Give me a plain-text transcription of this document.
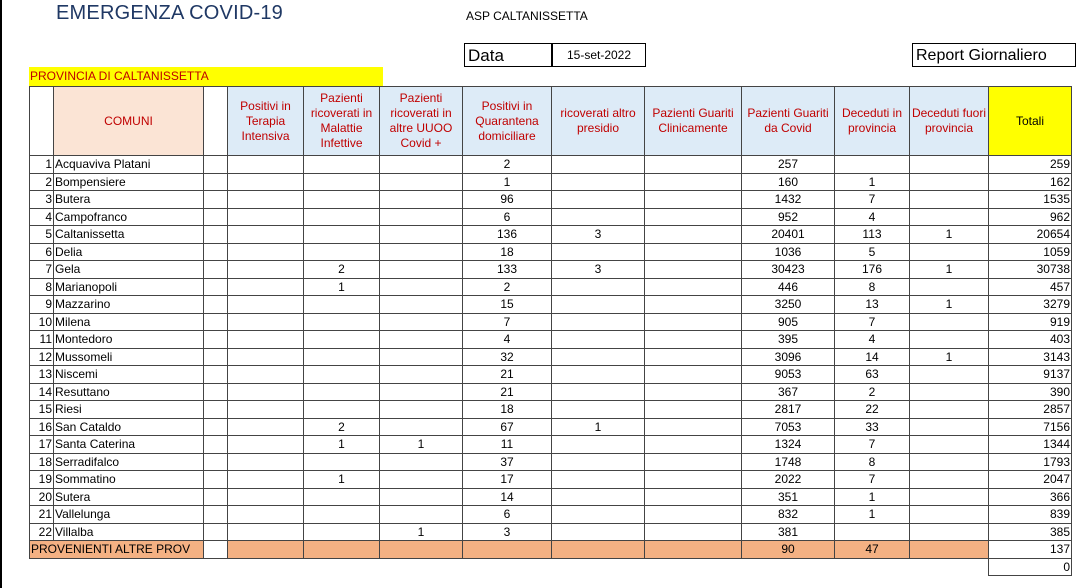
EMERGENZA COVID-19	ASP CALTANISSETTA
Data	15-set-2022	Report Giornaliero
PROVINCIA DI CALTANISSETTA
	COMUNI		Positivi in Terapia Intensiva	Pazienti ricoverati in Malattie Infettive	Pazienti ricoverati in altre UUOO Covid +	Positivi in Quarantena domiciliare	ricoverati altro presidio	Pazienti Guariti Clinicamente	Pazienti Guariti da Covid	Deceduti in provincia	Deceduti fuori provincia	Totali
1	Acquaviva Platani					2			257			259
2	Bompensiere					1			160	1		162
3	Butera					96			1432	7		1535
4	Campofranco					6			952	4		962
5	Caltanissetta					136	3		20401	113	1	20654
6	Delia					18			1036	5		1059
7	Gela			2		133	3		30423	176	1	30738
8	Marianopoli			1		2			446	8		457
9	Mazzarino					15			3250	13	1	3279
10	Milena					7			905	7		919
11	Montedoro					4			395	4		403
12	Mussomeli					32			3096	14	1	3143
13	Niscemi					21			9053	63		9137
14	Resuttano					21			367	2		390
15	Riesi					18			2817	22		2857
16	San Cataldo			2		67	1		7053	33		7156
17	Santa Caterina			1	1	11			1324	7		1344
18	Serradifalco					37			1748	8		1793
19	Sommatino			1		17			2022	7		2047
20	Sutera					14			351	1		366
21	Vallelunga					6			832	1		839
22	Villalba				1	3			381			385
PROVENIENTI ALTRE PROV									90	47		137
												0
=-=-=
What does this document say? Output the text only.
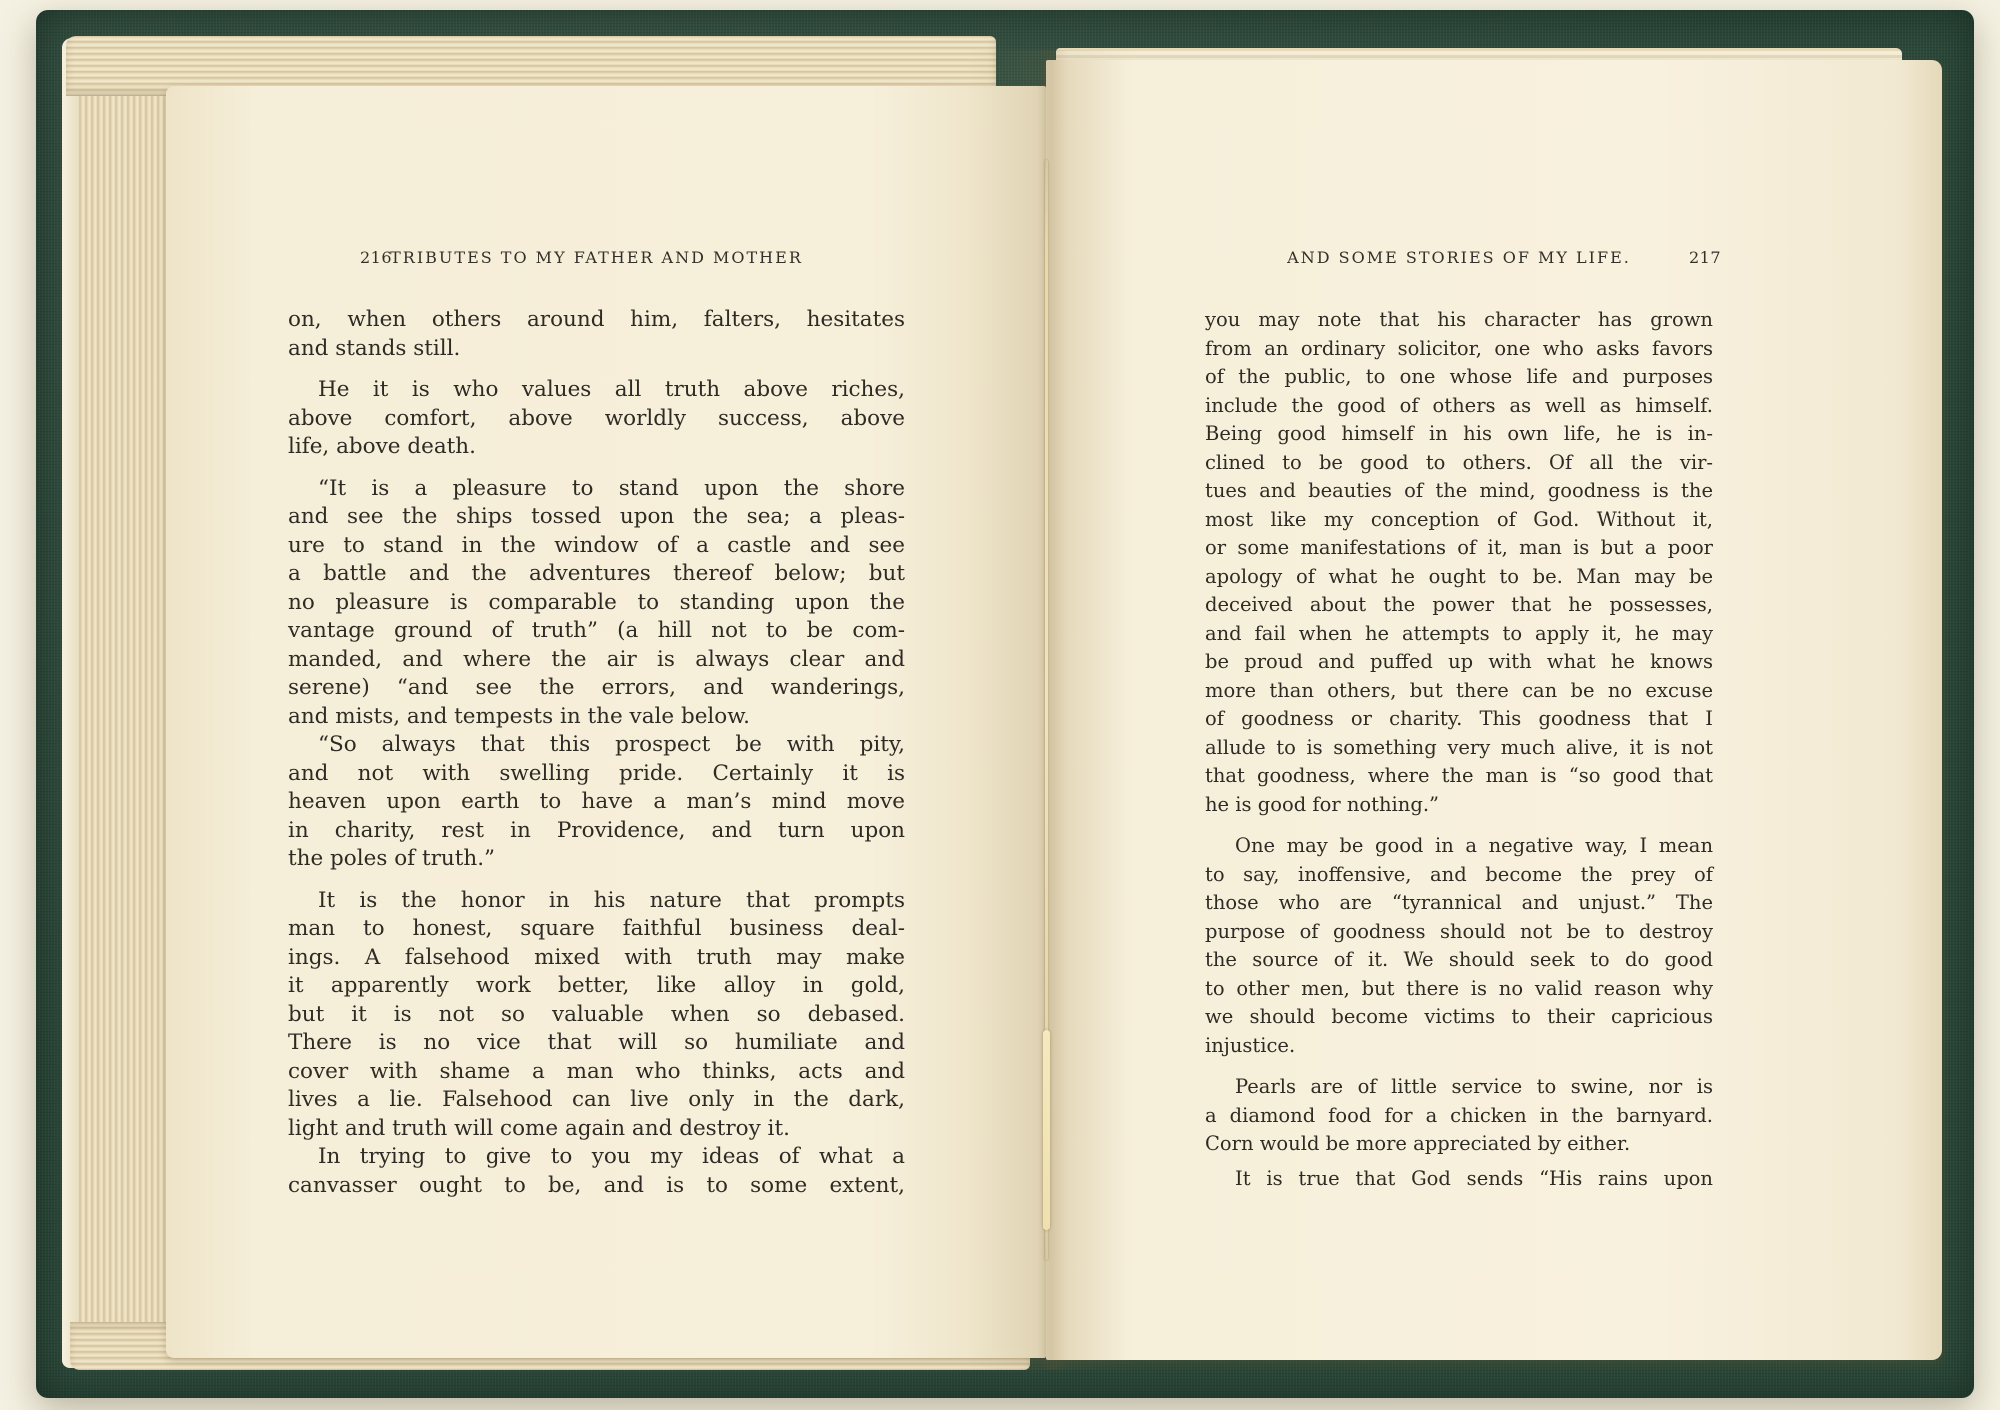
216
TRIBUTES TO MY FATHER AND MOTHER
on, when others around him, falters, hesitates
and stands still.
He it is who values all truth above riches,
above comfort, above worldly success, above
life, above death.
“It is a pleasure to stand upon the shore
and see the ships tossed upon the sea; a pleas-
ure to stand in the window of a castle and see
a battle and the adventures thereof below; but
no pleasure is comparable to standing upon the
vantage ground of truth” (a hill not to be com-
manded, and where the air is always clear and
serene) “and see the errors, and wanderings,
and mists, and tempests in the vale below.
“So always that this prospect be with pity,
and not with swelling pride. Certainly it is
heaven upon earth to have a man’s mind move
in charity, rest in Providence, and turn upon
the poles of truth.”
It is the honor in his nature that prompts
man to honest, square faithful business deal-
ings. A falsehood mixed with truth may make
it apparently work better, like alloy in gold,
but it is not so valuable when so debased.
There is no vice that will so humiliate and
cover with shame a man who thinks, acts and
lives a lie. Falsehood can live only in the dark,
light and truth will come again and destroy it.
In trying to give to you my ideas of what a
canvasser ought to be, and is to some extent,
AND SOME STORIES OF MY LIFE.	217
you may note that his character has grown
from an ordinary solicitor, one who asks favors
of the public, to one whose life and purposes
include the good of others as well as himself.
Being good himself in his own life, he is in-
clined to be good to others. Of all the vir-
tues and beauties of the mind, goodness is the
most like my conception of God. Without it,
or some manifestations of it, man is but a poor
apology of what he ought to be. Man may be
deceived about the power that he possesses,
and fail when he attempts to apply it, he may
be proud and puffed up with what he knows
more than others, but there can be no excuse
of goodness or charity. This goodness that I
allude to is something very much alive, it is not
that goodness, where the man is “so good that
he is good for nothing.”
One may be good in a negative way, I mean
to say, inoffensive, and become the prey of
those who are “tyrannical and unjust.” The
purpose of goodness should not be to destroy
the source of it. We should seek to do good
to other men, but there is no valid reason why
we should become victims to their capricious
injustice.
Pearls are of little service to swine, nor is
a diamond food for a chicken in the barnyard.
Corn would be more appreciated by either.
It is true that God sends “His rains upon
=-=-=
Read the entries above, then pull out the lines that include "like".

it apparently work better, like alloy in gold,
most like my conception of God. Without it,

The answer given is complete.